What you need to do:
Gather the lines below that include the string "where", copying each in full.

Start Exercise data

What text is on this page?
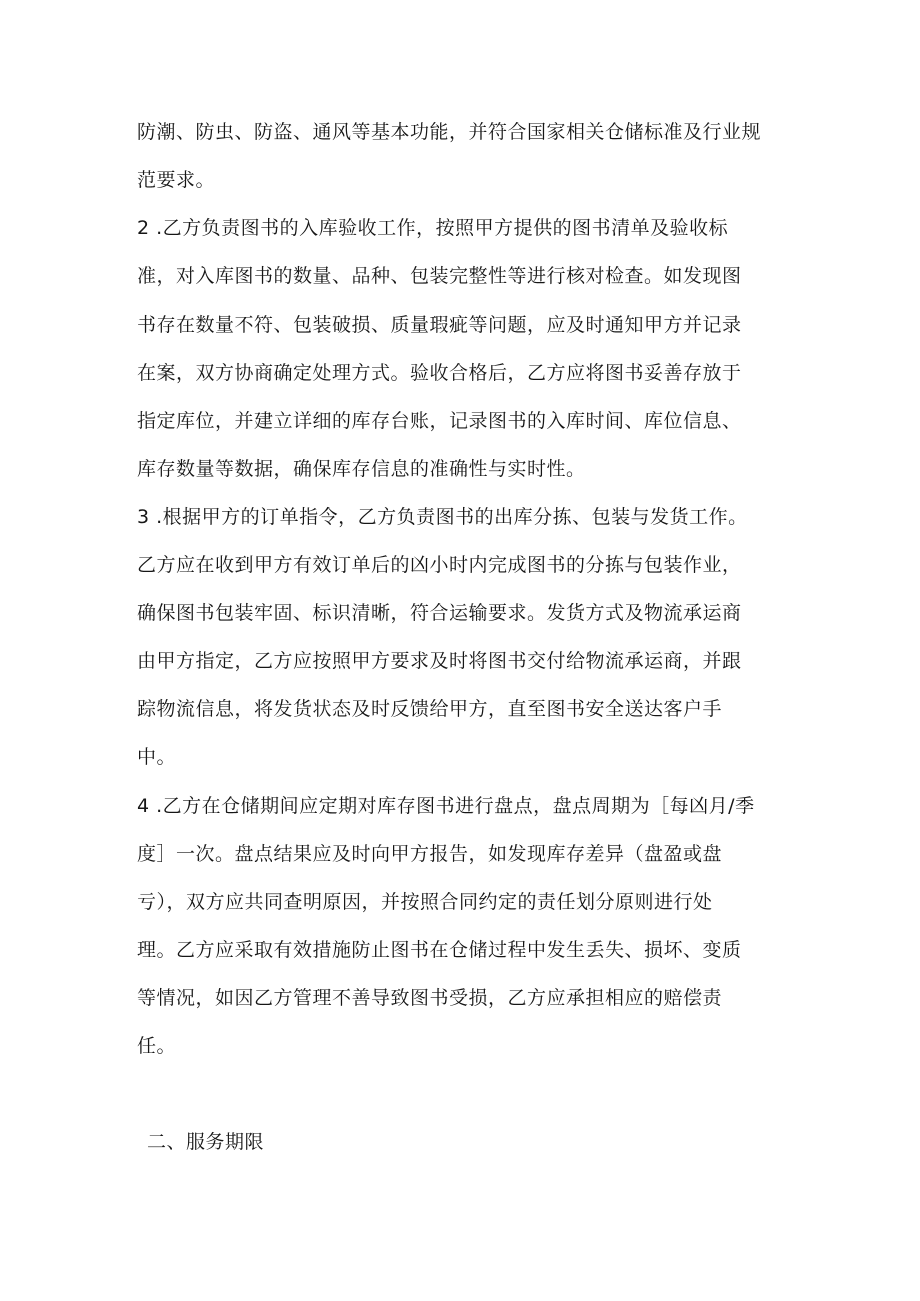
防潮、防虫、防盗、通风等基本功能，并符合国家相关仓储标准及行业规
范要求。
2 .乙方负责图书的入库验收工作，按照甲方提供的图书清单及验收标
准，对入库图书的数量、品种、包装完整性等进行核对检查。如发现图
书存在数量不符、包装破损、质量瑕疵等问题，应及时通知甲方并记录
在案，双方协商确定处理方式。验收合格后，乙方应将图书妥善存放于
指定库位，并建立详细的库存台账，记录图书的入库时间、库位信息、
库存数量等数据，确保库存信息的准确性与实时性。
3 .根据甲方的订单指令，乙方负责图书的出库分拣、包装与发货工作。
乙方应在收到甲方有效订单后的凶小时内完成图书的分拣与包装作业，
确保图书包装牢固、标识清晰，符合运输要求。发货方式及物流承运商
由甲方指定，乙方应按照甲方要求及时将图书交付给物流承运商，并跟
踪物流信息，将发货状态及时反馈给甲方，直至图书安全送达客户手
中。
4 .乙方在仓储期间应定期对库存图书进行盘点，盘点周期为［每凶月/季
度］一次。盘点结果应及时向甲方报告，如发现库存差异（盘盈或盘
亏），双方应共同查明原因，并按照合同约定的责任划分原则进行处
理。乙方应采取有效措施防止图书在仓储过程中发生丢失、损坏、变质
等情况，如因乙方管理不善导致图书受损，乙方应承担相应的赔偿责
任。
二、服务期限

End Exercise data
Start Exercise data

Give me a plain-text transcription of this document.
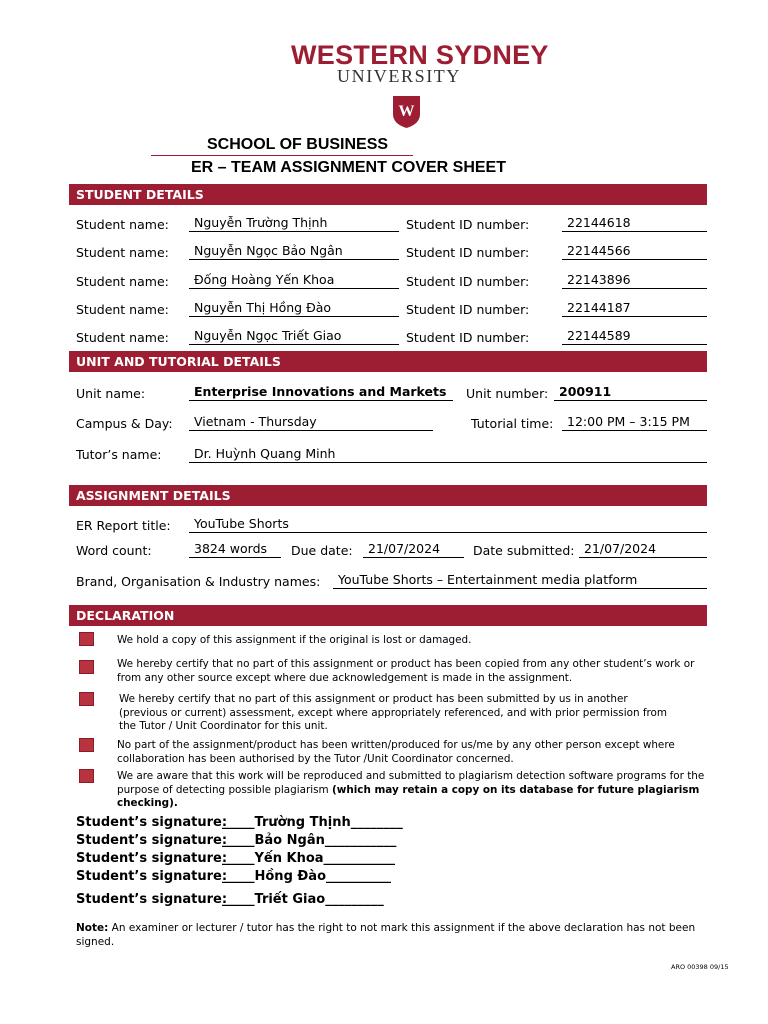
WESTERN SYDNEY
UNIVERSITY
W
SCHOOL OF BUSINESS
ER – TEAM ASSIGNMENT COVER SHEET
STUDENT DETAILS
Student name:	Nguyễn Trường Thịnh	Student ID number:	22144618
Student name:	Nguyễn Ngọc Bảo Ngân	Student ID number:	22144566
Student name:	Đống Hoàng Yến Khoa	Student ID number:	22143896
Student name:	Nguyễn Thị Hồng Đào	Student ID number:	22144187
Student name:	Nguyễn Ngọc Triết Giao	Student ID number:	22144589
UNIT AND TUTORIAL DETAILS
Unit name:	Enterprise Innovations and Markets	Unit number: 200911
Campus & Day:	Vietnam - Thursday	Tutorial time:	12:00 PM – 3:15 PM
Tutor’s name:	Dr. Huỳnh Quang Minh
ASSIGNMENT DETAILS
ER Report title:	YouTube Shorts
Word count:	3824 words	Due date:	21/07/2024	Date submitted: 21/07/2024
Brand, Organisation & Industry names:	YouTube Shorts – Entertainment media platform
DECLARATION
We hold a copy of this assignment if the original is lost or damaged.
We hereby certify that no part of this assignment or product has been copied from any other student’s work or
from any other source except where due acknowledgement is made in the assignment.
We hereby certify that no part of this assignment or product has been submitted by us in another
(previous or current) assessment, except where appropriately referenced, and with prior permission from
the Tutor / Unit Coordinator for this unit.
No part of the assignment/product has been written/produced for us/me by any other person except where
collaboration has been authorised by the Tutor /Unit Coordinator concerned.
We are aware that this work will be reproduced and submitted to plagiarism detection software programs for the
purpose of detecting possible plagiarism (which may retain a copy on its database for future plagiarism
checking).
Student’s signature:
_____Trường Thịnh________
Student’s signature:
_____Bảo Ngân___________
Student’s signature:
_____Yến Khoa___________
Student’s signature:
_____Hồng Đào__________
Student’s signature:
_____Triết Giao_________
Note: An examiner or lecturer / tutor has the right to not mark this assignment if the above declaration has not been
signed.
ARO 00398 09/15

End Exercise data
Start Exercise data

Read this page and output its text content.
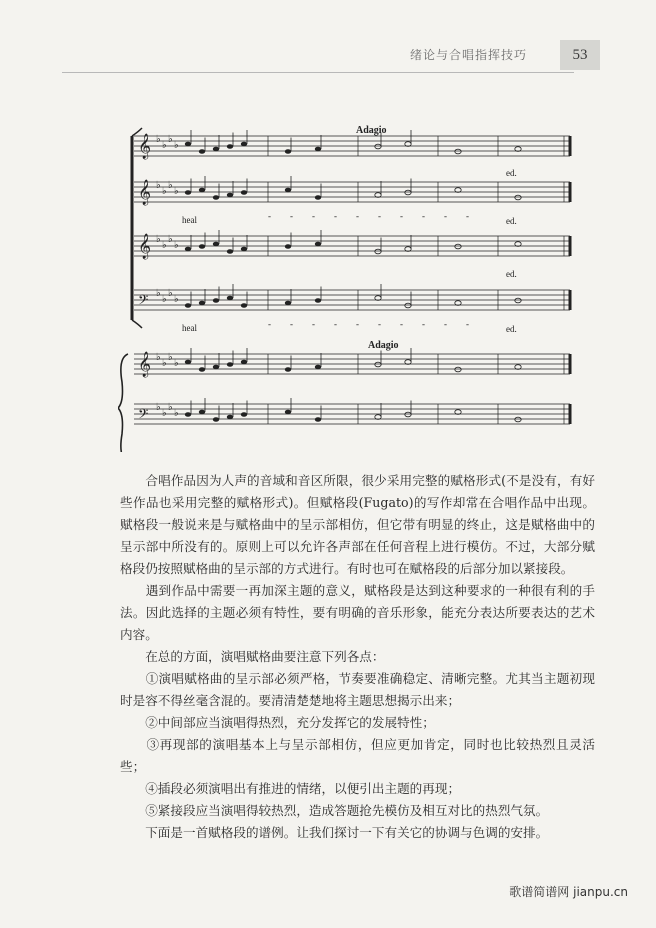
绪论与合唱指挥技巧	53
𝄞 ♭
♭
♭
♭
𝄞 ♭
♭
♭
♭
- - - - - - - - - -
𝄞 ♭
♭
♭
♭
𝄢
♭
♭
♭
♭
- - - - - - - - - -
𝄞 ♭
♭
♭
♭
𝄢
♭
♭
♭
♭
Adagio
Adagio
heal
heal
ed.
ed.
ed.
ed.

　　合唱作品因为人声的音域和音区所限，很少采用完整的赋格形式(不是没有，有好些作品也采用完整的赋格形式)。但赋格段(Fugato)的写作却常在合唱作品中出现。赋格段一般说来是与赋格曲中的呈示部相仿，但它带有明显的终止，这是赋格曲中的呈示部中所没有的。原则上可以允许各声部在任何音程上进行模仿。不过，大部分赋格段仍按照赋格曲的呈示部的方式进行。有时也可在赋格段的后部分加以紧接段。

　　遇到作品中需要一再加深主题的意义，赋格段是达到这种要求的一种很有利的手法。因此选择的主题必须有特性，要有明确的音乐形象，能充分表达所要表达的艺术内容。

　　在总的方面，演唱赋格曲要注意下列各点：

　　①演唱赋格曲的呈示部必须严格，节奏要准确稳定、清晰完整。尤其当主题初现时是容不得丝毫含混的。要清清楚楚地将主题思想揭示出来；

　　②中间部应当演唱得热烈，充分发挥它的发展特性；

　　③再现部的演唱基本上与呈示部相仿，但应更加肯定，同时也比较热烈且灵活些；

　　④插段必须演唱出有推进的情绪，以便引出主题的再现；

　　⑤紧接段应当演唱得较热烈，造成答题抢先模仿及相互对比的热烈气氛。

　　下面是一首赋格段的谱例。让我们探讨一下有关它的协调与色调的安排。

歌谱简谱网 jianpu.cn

End Exercise data

Solution to the exercise:
from any other source except where due acknowledgement is made in the assignment.
(previous or current) assessment, except where appropriately referenced, and with prior permission from
No part of the assignment/product has been written/produced for us/me by any other person except where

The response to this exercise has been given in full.